• **Instructions for the task**:
Omit every picture, then give all the entries again exactly.
-- START Given records --
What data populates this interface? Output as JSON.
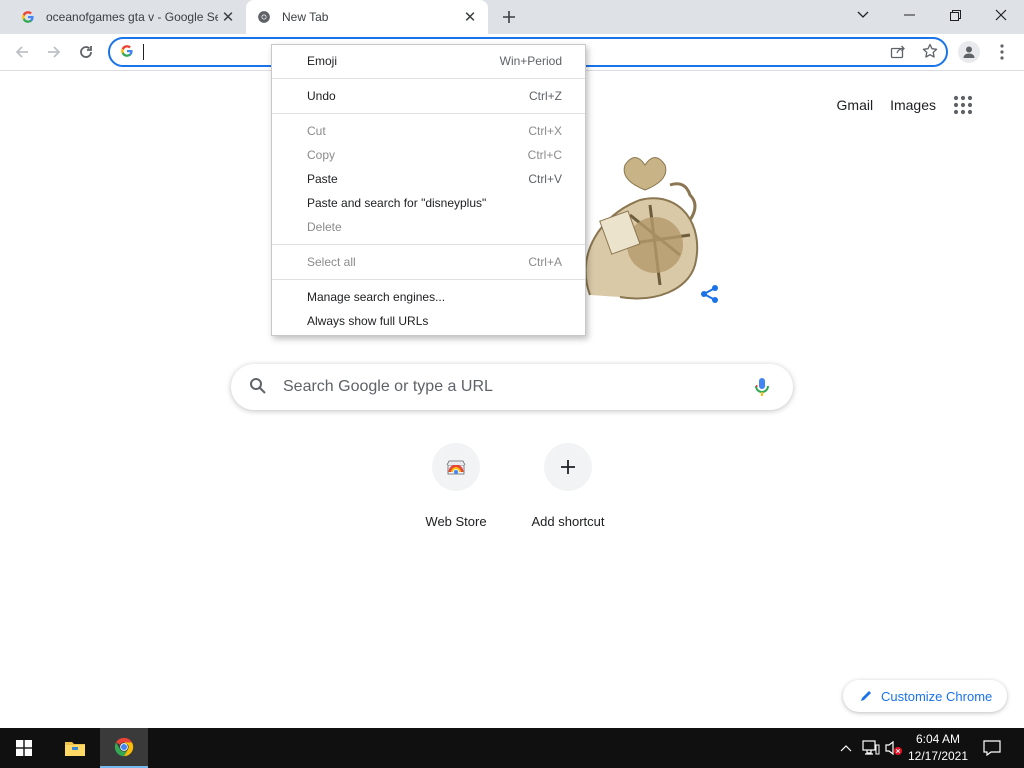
{
  "tabs": [
    {
      "title": "oceanofgames gta v - Google Se",
      "favicon": "google-g-icon",
      "active": false
    },
    {
      "title": "New Tab",
      "favicon": "chrome-icon",
      "active": true
    }
  ],
  "window_controls": [
    "tab-search-icon",
    "minimize-icon",
    "restore-icon",
    "close-icon"
  ],
  "omnibox": {
    "value": "",
    "search_engine_icon": "google-g-icon"
  },
  "ntp": {
    "gmail": "Gmail",
    "images": "Images",
    "search_placeholder": "Search Google or type a URL",
    "shortcuts": [
      {
        "label": "Web Store",
        "icon": "web-store-icon"
      },
      {
        "label": "Add shortcut",
        "icon": "plus-icon"
      }
    ],
    "customize": "Customize Chrome"
  },
  "context_menu": {
    "items": [
      {
        "label": "Emoji",
        "shortcut": "Win+Period",
        "disabled": false
      },
      {
        "label": "Undo",
        "shortcut": "Ctrl+Z",
        "disabled": false
      },
      {
        "label": "Cut",
        "shortcut": "Ctrl+X",
        "disabled": true
      },
      {
        "label": "Copy",
        "shortcut": "Ctrl+C",
        "disabled": true
      },
      {
        "label": "Paste",
        "shortcut": "Ctrl+V",
        "disabled": false
      },
      {
        "label": "Paste and search for \"disneyplus\"",
        "shortcut": "",
        "disabled": false
      },
      {
        "label": "Delete",
        "shortcut": "",
        "disabled": true
      },
      {
        "label": "Select all",
        "shortcut": "Ctrl+A",
        "disabled": true
      },
      {
        "label": "Manage search engines...",
        "shortcut": "",
        "disabled": false
      },
      {
        "label": "Always show full URLs",
        "shortcut": "",
        "disabled": false
      }
    ]
  },
  "taskbar": {
    "time": "6:04 AM",
    "date": "12/17/2021"
  },
  "colors": {
    "accent": "#1a73e8",
    "taskbar": "#101010",
    "tabstrip": "#dee1e6"
  }
}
-- END Given records --
• **Result of this task**:
What data populates this interface? Output as JSON.
{
  "tabs": [
    {
      "title": "oceanofgames gta v - Google Se",
      "favicon": "google-g-icon",
      "active": false
    },
    {
      "title": "New Tab",
      "favicon": "chrome-icon",
      "active": true
    }
  ],
  "window_controls": [
    "tab-search-icon",
    "minimize-icon",
    "restore-icon",
    "close-icon"
  ],
  "omnibox": {
    "value": "",
    "search_engine_icon": "google-g-icon"
  },
  "ntp": {
    "gmail": "Gmail",
    "images": "Images",
    "search_placeholder": "Search Google or type a URL",
    "shortcuts": [
      {
        "label": "Web Store",
        "icon": "web-store-icon"
      },
      {
        "label": "Add shortcut",
        "icon": "plus-icon"
      }
    ],
    "customize": "Customize Chrome"
  },
  "context_menu": {
    "items": [
      {
        "label": "Emoji",
        "shortcut": "Win+Period",
        "disabled": false
      },
      {
        "label": "Undo",
        "shortcut": "Ctrl+Z",
        "disabled": false
      },
      {
        "label": "Cut",
        "shortcut": "Ctrl+X",
        "disabled": true
      },
      {
        "label": "Copy",
        "shortcut": "Ctrl+C",
        "disabled": true
      },
      {
        "label": "Paste",
        "shortcut": "Ctrl+V",
        "disabled": false
      },
      {
        "label": "Paste and search for \"disneyplus\"",
        "shortcut": "",
        "disabled": false
      },
      {
        "label": "Delete",
        "shortcut": "",
        "disabled": true
      },
      {
        "label": "Select all",
        "shortcut": "Ctrl+A",
        "disabled": true
      },
      {
        "label": "Manage search engines...",
        "shortcut": "",
        "disabled": false
      },
      {
        "label": "Always show full URLs",
        "shortcut": "",
        "disabled": false
      }
    ]
  },
  "taskbar": {
    "time": "6:04 AM",
    "date": "12/17/2021"
  },
  "colors": {
    "accent": "#1a73e8",
    "taskbar": "#101010",
    "tabstrip": "#dee1e6"
  }
}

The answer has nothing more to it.